═══ PROVIDED INFORMATION
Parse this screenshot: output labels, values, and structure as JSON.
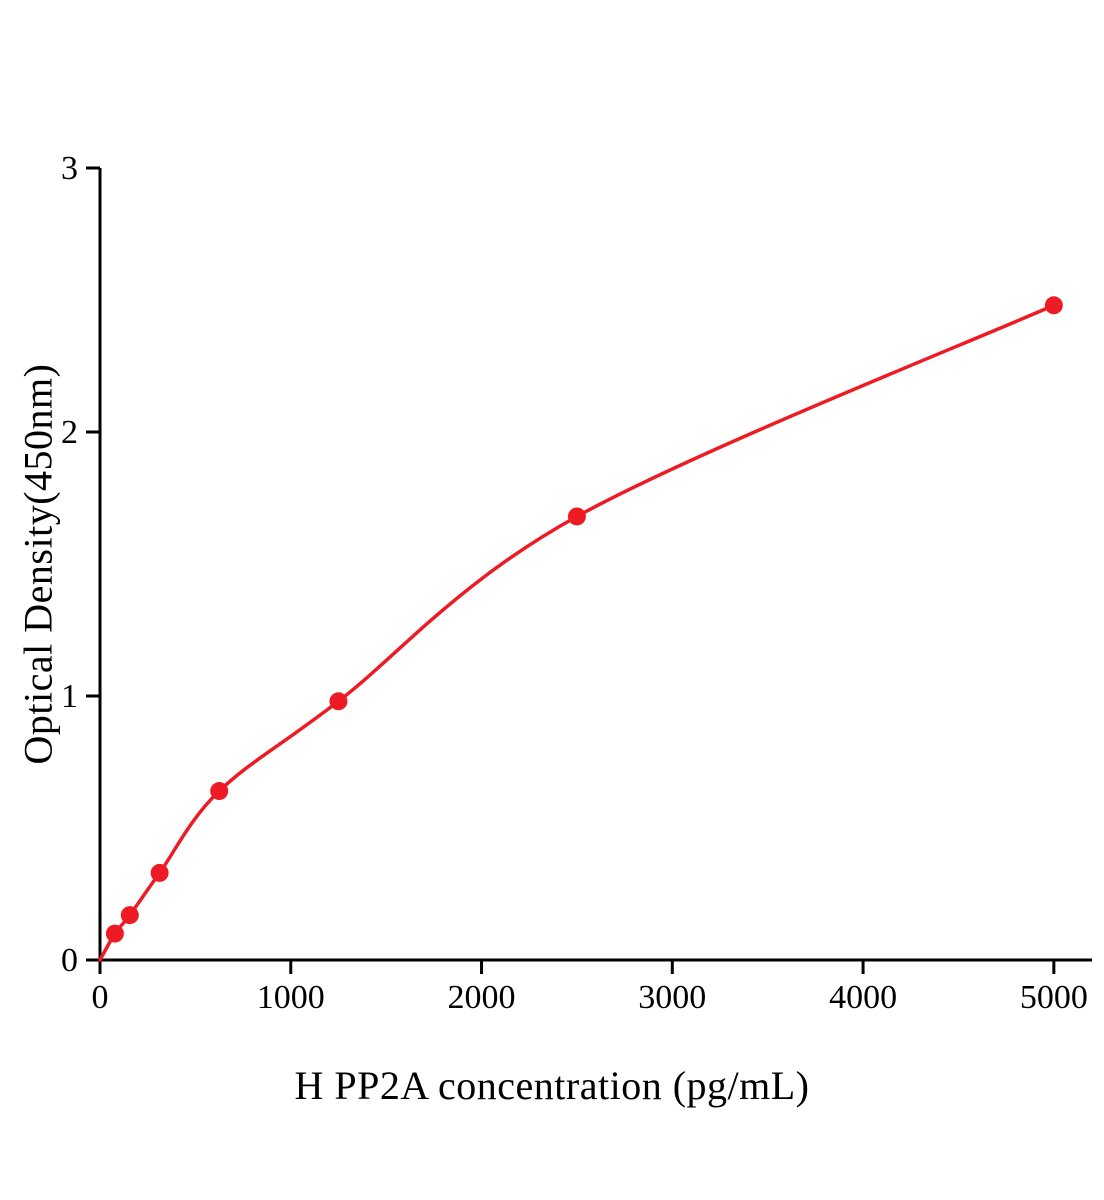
{
  "chart_data": {
    "type": "line+scatter",
    "title": "",
    "xlabel": "H PP2A concentration (pg/mL)",
    "ylabel": "Optical Density(450nm)",
    "x": [
      0,
      78.1,
      156.3,
      312.5,
      625,
      1250,
      2500,
      5000
    ],
    "y": [
      0,
      0.1,
      0.17,
      0.33,
      0.64,
      0.98,
      1.68,
      2.48
    ],
    "show_marker": [
      false,
      true,
      true,
      true,
      true,
      true,
      true,
      true
    ],
    "xticks": [
      0,
      1000,
      2000,
      3000,
      4000,
      5000
    ],
    "yticks": [
      0,
      1,
      2,
      3
    ],
    "xlim": [
      0,
      5200
    ],
    "ylim": [
      0,
      3
    ],
    "grid": false,
    "legend": "none",
    "line_color": "#ed1c24",
    "marker_color": "#ed1c24",
    "axis_color": "#000000"
  }
}
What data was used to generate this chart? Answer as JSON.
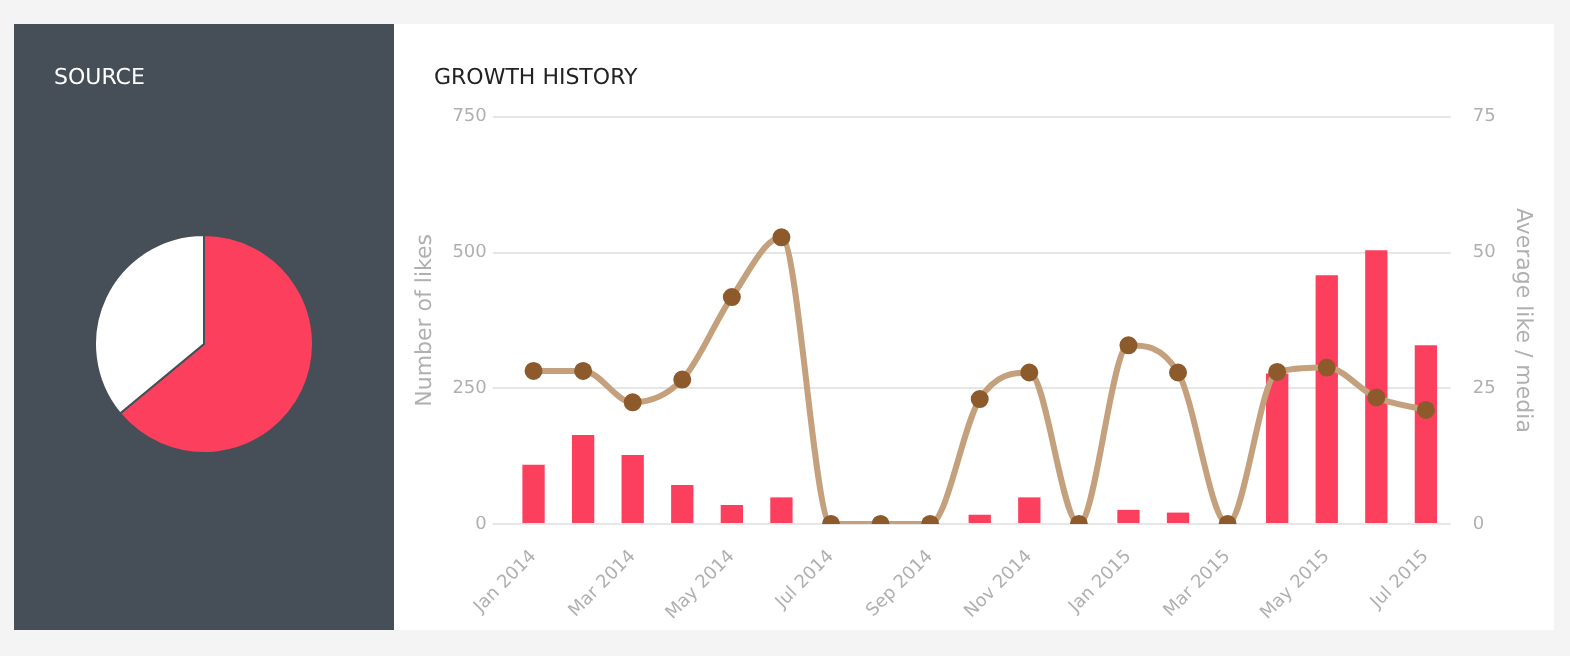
{
  "chart_data": [
    {
      "type": "pie",
      "title": "SOURCE",
      "categories": [
        null,
        null
      ],
      "values": [
        64,
        36
      ],
      "colors": [
        "#fd3f5e",
        "#ffffff"
      ],
      "legend": false
    },
    {
      "type": "bar",
      "title": "GROWTH HISTORY",
      "ylabel": "Number of likes",
      "y2label": "Average like / media",
      "categories": [
        "Jan 2014",
        null,
        "Mar 2014",
        null,
        "May 2014",
        null,
        "Jul 2014",
        null,
        "Sep 2014",
        null,
        "Nov 2014",
        null,
        "Jan 2015",
        null,
        "Mar 2015",
        null,
        "May 2015",
        null,
        "Jul 2015"
      ],
      "series": [
        {
          "type": "bar",
          "color": "#fd3f5e",
          "values": [
            109,
            164,
            127,
            72,
            35,
            49,
            0,
            0,
            0,
            17,
            49,
            0,
            26,
            21,
            0,
            277,
            458,
            504,
            329
          ]
        },
        {
          "type": "line",
          "axis": "y2",
          "color": "#c4a07c",
          "values": [
            28.2,
            28.2,
            22.4,
            26.6,
            41.8,
            52.8,
            0,
            0,
            0,
            23,
            27.9,
            0,
            32.9,
            27.9,
            0,
            28,
            28.8,
            23.3,
            21
          ]
        }
      ],
      "ylim": [
        0,
        750
      ],
      "yticks": [
        0,
        250,
        500,
        750
      ],
      "y2lim": [
        0,
        75
      ],
      "y2ticks": [
        0,
        25,
        50,
        75
      ],
      "grid": "y",
      "legend": false,
      "marker": "circle",
      "line_style": "solid"
    }
  ]
}
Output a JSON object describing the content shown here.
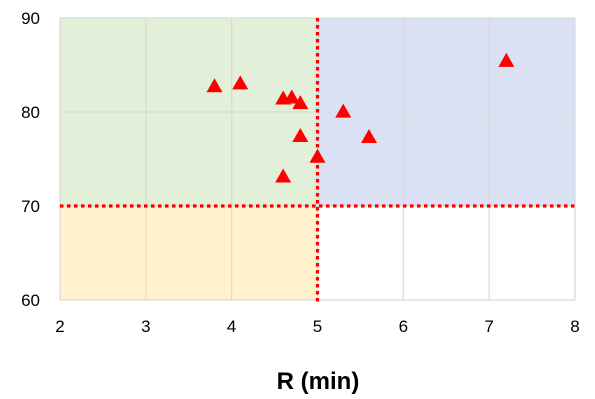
{
  "chart_data": {
    "type": "scatter",
    "title": "",
    "xlabel": "R (min)",
    "ylabel": "",
    "xlim": [
      2,
      8
    ],
    "ylim": [
      60,
      90
    ],
    "x_ticks": [
      "2",
      "3",
      "4",
      "5",
      "6",
      "7",
      "8"
    ],
    "y_ticks": [
      "60",
      "70",
      "80",
      "90"
    ],
    "grid": true,
    "marker": "triangle",
    "marker_color": "#ff0000",
    "thresholds": {
      "x": 5,
      "y": 70,
      "style": "dotted",
      "color": "#ff0000"
    },
    "regions": [
      {
        "x": [
          2,
          5
        ],
        "y": [
          70,
          90
        ],
        "color": "#e2efd9"
      },
      {
        "x": [
          5,
          8
        ],
        "y": [
          70,
          90
        ],
        "color": "#d9e1f2"
      },
      {
        "x": [
          2,
          5
        ],
        "y": [
          60,
          70
        ],
        "color": "#fff2cc"
      },
      {
        "x": [
          5,
          8
        ],
        "y": [
          60,
          70
        ],
        "color": "#ffffff"
      }
    ],
    "series": [
      {
        "points": [
          {
            "x": 3.8,
            "y": 82.7
          },
          {
            "x": 4.1,
            "y": 83.0
          },
          {
            "x": 4.6,
            "y": 81.4
          },
          {
            "x": 4.7,
            "y": 81.5
          },
          {
            "x": 4.8,
            "y": 80.9
          },
          {
            "x": 4.8,
            "y": 77.4
          },
          {
            "x": 4.6,
            "y": 73.1
          },
          {
            "x": 5.0,
            "y": 75.2
          },
          {
            "x": 5.3,
            "y": 80.0
          },
          {
            "x": 5.6,
            "y": 77.3
          },
          {
            "x": 7.2,
            "y": 85.4
          }
        ]
      }
    ]
  }
}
══════
Your task is to reproduce all of the material exactly. The pictures stay out.

Parse this screenshot: output labels, values, and structure as JSON.
{
  "chart_data": {
    "type": "line+scatter",
    "title": "",
    "xlabel": "H PP2A concentration (pg/mL)",
    "ylabel": "Optical Density(450nm)",
    "x": [
      0,
      78.1,
      156.3,
      312.5,
      625,
      1250,
      2500,
      5000
    ],
    "y": [
      0,
      0.1,
      0.17,
      0.33,
      0.64,
      0.98,
      1.68,
      2.48
    ],
    "show_marker": [
      false,
      true,
      true,
      true,
      true,
      true,
      true,
      true
    ],
    "xticks": [
      0,
      1000,
      2000,
      3000,
      4000,
      5000
    ],
    "yticks": [
      0,
      1,
      2,
      3
    ],
    "xlim": [
      0,
      5200
    ],
    "ylim": [
      0,
      3
    ],
    "grid": false,
    "legend": "none",
    "line_color": "#ed1c24",
    "marker_color": "#ed1c24",
    "axis_color": "#000000"
  }
}
What data was used to generate this chart? Answer as JSON.
{
  "chart_data": [
    {
      "type": "pie",
      "title": "SOURCE",
      "categories": [
        null,
        null
      ],
      "values": [
        64,
        36
      ],
      "colors": [
        "#fd3f5e",
        "#ffffff"
      ],
      "legend": false
    },
    {
      "type": "bar",
      "title": "GROWTH HISTORY",
      "ylabel": "Number of likes",
      "y2label": "Average like / media",
      "categories": [
        "Jan 2014",
        null,
        "Mar 2014",
        null,
        "May 2014",
        null,
        "Jul 2014",
        null,
        "Sep 2014",
        null,
        "Nov 2014",
        null,
        "Jan 2015",
        null,
        "Mar 2015",
        null,
        "May 2015",
        null,
        "Jul 2015"
      ],
      "series": [
        {
          "type": "bar",
          "color": "#fd3f5e",
          "values": [
            109,
            164,
            127,
            72,
            35,
            49,
            0,
            0,
            0,
            17,
            49,
            0,
            26,
            21,
            0,
            277,
            458,
            504,
            329
          ]
        },
        {
          "type": "line",
          "axis": "y2",
          "color": "#c4a07c",
          "values": [
            28.2,
            28.2,
            22.4,
            26.6,
            41.8,
            52.8,
            0,
            0,
            0,
            23,
            27.9,
            0,
            32.9,
            27.9,
            0,
            28,
            28.8,
            23.3,
            21
          ]
        }
      ],
      "ylim": [
        0,
        750
      ],
      "yticks": [
        0,
        250,
        500,
        750
      ],
      "y2lim": [
        0,
        75
      ],
      "y2ticks": [
        0,
        25,
        50,
        75
      ],
      "grid": "y",
      "legend": false,
      "marker": "circle",
      "line_style": "solid"
    }
  ]
}
Output a JSON object describing the content shown here.
{
  "chart_data": {
    "type": "scatter",
    "title": "",
    "xlabel": "R (min)",
    "ylabel": "",
    "xlim": [
      2,
      8
    ],
    "ylim": [
      60,
      90
    ],
    "x_ticks": [
      "2",
      "3",
      "4",
      "5",
      "6",
      "7",
      "8"
    ],
    "y_ticks": [
      "60",
      "70",
      "80",
      "90"
    ],
    "grid": true,
    "marker": "triangle",
    "marker_color": "#ff0000",
    "thresholds": {
      "x": 5,
      "y": 70,
      "style": "dotted",
      "color": "#ff0000"
    },
    "regions": [
      {
        "x": [
          2,
          5
        ],
        "y": [
          70,
          90
        ],
        "color": "#e2efd9"
      },
      {
        "x": [
          5,
          8
        ],
        "y": [
          70,
          90
        ],
        "color": "#d9e1f2"
      },
      {
        "x": [
          2,
          5
        ],
        "y": [
          60,
          70
        ],
        "color": "#fff2cc"
      },
      {
        "x": [
          5,
          8
        ],
        "y": [
          60,
          70
        ],
        "color": "#ffffff"
      }
    ],
    "series": [
      {
        "points": [
          {
            "x": 3.8,
            "y": 82.7
          },
          {
            "x": 4.1,
            "y": 83.0
          },
          {
            "x": 4.6,
            "y": 81.4
          },
          {
            "x": 4.7,
            "y": 81.5
          },
          {
            "x": 4.8,
            "y": 80.9
          },
          {
            "x": 4.8,
            "y": 77.4
          },
          {
            "x": 4.6,
            "y": 73.1
          },
          {
            "x": 5.0,
            "y": 75.2
          },
          {
            "x": 5.3,
            "y": 80.0
          },
          {
            "x": 5.6,
            "y": 77.3
          },
          {
            "x": 7.2,
            "y": 85.4
          }
        ]
      }
    ]
  }
}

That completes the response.